— Begin Records shown —
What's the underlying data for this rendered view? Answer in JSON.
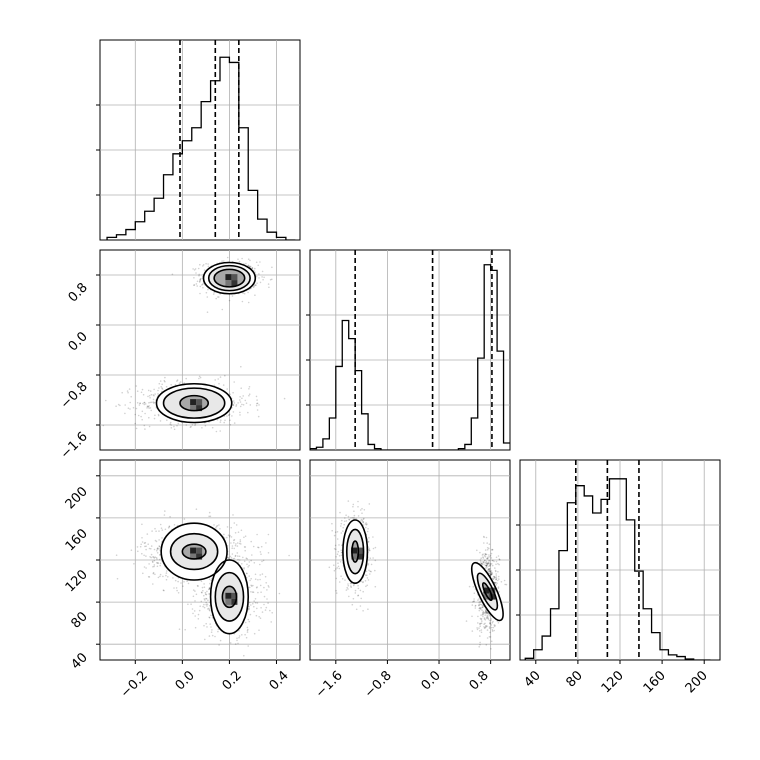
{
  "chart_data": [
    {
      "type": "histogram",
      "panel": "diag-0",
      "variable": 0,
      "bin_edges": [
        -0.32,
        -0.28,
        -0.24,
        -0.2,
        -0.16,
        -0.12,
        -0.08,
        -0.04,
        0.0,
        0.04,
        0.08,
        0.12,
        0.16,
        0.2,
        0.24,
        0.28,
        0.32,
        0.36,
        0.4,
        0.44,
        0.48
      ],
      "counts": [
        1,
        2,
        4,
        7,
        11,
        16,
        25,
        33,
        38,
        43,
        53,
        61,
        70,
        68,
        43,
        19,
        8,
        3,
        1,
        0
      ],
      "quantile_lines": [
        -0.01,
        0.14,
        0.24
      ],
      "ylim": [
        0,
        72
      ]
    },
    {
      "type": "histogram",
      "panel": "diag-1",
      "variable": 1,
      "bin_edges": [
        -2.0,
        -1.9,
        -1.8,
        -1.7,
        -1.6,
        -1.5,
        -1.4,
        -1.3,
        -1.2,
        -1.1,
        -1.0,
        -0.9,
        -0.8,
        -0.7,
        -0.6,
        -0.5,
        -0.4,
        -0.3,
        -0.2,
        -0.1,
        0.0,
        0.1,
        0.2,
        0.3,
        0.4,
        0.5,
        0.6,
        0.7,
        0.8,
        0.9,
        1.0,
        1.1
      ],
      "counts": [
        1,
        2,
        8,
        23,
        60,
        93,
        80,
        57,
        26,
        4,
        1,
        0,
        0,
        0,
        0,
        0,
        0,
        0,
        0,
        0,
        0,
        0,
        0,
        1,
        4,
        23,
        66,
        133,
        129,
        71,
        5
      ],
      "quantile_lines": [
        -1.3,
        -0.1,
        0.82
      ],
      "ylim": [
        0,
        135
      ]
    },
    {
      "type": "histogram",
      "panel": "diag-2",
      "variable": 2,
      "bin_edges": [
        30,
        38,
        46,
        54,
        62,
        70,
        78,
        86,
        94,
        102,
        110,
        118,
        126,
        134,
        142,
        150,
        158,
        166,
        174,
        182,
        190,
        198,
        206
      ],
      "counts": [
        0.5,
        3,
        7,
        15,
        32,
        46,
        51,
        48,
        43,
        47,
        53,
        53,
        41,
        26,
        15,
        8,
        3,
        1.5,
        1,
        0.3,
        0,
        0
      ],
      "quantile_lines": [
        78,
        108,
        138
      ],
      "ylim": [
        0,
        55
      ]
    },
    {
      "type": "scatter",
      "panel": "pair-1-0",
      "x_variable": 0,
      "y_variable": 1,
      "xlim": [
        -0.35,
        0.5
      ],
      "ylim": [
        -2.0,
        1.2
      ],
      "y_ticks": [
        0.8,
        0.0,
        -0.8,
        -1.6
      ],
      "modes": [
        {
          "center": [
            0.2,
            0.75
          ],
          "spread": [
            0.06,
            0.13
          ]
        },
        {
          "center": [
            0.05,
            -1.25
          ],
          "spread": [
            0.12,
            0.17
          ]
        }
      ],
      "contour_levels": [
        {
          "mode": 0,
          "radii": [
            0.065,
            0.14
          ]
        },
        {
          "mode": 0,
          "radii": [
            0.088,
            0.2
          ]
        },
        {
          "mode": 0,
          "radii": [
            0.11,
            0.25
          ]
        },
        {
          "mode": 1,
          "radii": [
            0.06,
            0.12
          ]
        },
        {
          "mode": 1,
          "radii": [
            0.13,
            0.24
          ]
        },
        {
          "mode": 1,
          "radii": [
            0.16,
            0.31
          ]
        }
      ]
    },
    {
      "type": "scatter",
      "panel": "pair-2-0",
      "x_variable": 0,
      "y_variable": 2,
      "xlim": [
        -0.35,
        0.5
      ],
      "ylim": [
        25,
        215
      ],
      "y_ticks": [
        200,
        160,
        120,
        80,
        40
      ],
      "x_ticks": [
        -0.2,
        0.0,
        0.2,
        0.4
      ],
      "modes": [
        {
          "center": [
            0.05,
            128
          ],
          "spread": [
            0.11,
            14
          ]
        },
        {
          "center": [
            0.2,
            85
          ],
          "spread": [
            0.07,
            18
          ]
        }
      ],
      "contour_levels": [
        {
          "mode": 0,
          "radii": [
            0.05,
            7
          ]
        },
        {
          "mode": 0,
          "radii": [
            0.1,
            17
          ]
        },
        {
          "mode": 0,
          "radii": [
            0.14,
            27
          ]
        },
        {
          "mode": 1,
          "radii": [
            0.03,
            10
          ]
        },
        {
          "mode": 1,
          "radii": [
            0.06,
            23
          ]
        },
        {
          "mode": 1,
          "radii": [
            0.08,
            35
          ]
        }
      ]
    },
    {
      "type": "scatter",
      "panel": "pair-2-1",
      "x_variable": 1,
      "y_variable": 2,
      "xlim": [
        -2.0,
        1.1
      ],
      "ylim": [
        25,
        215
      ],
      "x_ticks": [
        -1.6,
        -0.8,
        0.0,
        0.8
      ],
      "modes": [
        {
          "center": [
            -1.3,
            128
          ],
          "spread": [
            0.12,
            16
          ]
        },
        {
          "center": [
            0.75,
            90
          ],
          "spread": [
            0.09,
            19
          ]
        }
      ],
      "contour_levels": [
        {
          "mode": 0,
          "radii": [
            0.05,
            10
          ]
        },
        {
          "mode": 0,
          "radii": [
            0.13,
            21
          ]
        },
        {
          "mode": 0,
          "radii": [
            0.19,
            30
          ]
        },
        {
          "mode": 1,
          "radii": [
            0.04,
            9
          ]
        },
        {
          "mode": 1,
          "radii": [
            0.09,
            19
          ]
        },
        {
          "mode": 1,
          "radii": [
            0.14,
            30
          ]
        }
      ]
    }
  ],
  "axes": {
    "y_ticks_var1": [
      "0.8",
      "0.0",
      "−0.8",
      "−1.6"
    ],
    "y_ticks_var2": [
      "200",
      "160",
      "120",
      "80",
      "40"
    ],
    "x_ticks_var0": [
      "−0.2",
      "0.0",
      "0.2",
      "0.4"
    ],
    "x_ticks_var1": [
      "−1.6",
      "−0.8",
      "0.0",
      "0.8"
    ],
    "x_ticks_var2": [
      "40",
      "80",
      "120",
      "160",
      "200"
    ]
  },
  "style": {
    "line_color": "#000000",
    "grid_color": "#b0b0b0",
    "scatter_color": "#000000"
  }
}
— End Records shown —
— Begin Records shown —
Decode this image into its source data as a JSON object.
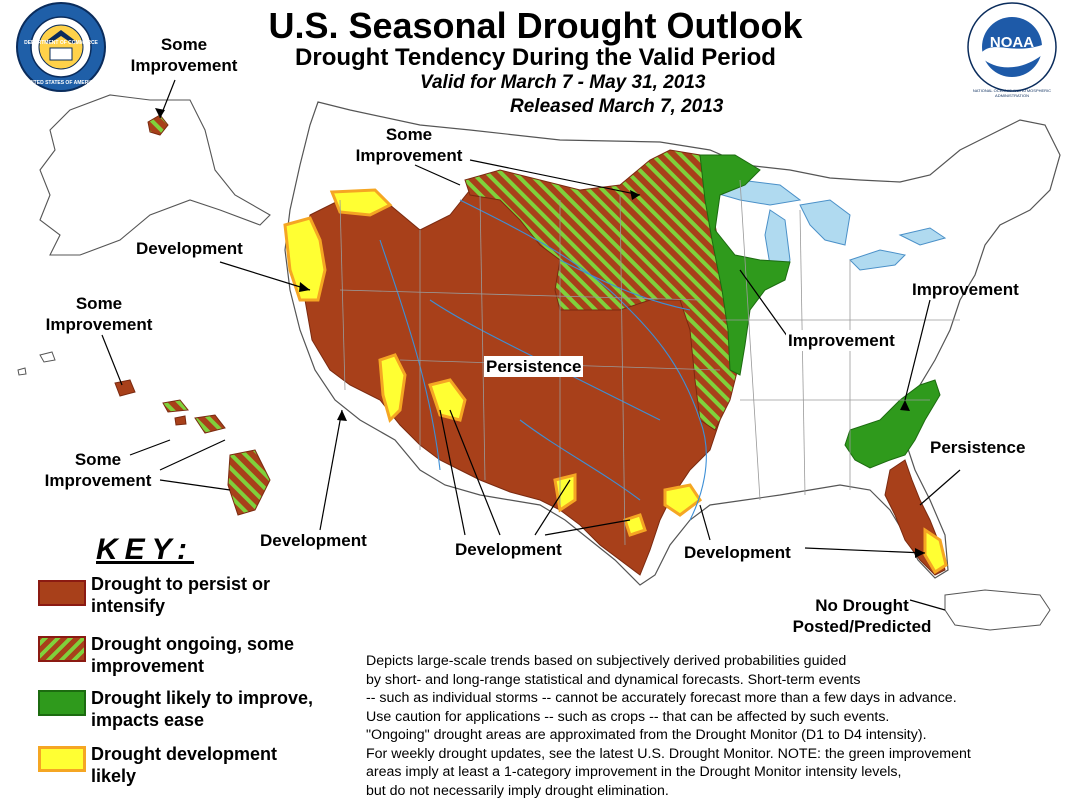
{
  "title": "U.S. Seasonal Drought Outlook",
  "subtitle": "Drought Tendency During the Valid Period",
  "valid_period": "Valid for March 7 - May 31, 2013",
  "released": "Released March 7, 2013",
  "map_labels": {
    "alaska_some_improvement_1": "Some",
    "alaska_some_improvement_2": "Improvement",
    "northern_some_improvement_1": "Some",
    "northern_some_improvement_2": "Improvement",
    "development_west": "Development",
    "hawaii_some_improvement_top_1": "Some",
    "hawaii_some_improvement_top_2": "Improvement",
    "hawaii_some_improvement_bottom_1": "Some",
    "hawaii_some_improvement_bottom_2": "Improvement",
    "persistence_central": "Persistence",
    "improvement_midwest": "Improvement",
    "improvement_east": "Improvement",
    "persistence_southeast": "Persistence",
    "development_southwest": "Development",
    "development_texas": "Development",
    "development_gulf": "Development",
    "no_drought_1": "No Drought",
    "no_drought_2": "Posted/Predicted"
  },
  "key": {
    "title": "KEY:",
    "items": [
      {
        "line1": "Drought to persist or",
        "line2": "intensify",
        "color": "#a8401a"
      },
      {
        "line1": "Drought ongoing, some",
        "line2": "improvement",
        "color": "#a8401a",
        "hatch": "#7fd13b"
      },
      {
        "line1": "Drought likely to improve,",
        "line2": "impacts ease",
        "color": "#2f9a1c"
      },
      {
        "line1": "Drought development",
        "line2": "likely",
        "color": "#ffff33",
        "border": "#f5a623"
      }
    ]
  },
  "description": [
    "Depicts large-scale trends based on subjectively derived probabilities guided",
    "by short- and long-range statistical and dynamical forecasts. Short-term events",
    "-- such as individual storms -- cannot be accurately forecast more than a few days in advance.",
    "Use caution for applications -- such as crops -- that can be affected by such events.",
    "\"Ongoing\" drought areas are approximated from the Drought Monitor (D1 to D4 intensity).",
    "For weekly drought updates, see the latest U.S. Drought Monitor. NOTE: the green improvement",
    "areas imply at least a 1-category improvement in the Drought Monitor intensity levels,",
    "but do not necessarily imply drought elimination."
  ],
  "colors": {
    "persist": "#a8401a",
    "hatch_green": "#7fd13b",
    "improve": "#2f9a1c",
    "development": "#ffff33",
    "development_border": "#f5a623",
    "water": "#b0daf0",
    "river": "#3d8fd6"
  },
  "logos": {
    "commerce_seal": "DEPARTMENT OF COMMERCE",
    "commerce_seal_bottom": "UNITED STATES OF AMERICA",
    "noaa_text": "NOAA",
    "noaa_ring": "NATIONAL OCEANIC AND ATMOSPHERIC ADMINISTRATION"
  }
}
— End Records shown —
## Your goal
Give the count of lines that hold the word "Monitor", with nothing added.

## Problem solution
3